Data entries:
□ □ □

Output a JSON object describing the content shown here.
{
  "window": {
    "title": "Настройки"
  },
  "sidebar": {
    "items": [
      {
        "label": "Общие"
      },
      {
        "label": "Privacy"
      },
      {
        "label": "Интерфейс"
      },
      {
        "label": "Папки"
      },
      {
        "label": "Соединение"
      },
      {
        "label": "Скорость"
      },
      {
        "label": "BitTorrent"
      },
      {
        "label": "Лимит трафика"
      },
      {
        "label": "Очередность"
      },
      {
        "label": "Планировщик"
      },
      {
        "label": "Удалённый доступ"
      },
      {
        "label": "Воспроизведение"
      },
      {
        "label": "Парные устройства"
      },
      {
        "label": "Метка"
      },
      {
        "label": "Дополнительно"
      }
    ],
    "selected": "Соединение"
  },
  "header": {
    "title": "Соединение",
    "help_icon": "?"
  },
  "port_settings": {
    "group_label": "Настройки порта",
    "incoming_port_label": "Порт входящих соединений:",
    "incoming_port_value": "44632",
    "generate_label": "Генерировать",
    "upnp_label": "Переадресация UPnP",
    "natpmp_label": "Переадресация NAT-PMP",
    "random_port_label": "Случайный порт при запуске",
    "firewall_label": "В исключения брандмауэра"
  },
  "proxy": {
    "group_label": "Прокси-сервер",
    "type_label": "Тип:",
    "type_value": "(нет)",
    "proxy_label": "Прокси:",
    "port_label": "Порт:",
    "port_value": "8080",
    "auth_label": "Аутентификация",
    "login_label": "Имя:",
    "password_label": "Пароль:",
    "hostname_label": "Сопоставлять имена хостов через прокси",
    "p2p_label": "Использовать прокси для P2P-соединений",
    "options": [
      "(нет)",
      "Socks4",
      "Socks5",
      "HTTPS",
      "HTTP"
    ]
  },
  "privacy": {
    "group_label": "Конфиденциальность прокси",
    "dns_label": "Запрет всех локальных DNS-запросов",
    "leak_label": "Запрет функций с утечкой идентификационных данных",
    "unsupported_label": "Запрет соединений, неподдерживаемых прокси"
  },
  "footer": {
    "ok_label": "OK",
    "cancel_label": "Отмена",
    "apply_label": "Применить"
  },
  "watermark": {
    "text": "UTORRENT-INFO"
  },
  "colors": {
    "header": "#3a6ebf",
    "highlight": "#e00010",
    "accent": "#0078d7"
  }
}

□ □ □

WORK TO BE COMPLETED => Copy every record exactly as presented.

COMPLETE RESPONSE =>
Output a JSON object describing the content shown here.
{
  "window": {
    "title": "Настройки"
  },
  "sidebar": {
    "items": [
      {
        "label": "Общие"
      },
      {
        "label": "Privacy"
      },
      {
        "label": "Интерфейс"
      },
      {
        "label": "Папки"
      },
      {
        "label": "Соединение"
      },
      {
        "label": "Скорость"
      },
      {
        "label": "BitTorrent"
      },
      {
        "label": "Лимит трафика"
      },
      {
        "label": "Очередность"
      },
      {
        "label": "Планировщик"
      },
      {
        "label": "Удалённый доступ"
      },
      {
        "label": "Воспроизведение"
      },
      {
        "label": "Парные устройства"
      },
      {
        "label": "Метка"
      },
      {
        "label": "Дополнительно"
      }
    ],
    "selected": "Соединение"
  },
  "header": {
    "title": "Соединение",
    "help_icon": "?"
  },
  "port_settings": {
    "group_label": "Настройки порта",
    "incoming_port_label": "Порт входящих соединений:",
    "incoming_port_value": "44632",
    "generate_label": "Генерировать",
    "upnp_label": "Переадресация UPnP",
    "natpmp_label": "Переадресация NAT-PMP",
    "random_port_label": "Случайный порт при запуске",
    "firewall_label": "В исключения брандмауэра"
  },
  "proxy": {
    "group_label": "Прокси-сервер",
    "type_label": "Тип:",
    "type_value": "(нет)",
    "proxy_label": "Прокси:",
    "port_label": "Порт:",
    "port_value": "8080",
    "auth_label": "Аутентификация",
    "login_label": "Имя:",
    "password_label": "Пароль:",
    "hostname_label": "Сопоставлять имена хостов через прокси",
    "p2p_label": "Использовать прокси для P2P-соединений",
    "options": [
      "(нет)",
      "Socks4",
      "Socks5",
      "HTTPS",
      "HTTP"
    ]
  },
  "privacy": {
    "group_label": "Конфиденциальность прокси",
    "dns_label": "Запрет всех локальных DNS-запросов",
    "leak_label": "Запрет функций с утечкой идентификационных данных",
    "unsupported_label": "Запрет соединений, неподдерживаемых прокси"
  },
  "footer": {
    "ok_label": "OK",
    "cancel_label": "Отмена",
    "apply_label": "Применить"
  },
  "watermark": {
    "text": "UTORRENT-INFO"
  },
  "colors": {
    "header": "#3a6ebf",
    "highlight": "#e00010",
    "accent": "#0078d7"
  }
}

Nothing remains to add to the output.